> _WRITTEN EXERCISE_
Scan the listing below. Report each line that includes "xlabel".
** start DATA FOR PROCESSING **
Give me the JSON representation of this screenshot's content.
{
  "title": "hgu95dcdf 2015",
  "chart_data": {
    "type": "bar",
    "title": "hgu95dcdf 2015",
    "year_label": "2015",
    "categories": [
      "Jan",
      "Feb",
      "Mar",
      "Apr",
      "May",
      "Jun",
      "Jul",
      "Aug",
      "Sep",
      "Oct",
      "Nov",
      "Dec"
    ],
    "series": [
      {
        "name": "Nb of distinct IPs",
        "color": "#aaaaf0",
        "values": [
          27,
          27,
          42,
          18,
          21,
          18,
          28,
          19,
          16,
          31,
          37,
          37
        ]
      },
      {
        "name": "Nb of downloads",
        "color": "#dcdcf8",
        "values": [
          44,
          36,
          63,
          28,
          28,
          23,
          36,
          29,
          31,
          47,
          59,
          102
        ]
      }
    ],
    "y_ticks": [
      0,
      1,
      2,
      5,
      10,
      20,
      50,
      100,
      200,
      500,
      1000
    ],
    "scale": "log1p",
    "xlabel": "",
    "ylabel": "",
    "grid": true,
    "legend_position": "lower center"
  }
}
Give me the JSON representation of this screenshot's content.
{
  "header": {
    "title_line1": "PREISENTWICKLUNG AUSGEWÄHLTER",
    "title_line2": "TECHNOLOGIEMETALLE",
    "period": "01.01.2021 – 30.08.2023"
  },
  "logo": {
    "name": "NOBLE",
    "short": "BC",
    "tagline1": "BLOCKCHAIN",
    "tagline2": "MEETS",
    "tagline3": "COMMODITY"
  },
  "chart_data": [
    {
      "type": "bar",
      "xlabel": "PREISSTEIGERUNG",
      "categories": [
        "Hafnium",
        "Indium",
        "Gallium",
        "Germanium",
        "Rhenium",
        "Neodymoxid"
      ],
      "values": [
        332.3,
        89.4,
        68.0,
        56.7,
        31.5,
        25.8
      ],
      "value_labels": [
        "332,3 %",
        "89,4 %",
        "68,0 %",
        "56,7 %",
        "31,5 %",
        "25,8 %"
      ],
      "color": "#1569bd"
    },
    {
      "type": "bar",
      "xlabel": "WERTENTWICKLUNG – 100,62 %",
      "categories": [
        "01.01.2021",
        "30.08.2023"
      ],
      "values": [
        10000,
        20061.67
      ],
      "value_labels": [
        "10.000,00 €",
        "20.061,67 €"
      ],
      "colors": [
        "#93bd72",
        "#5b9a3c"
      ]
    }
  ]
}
** end DATA FOR PROCESSING **
> _FULL OUTPUT_
    "xlabel": "",
      "xlabel": "PREISSTEIGERUNG",
      "xlabel": "WERTENTWICKLUNG – 100,62 %",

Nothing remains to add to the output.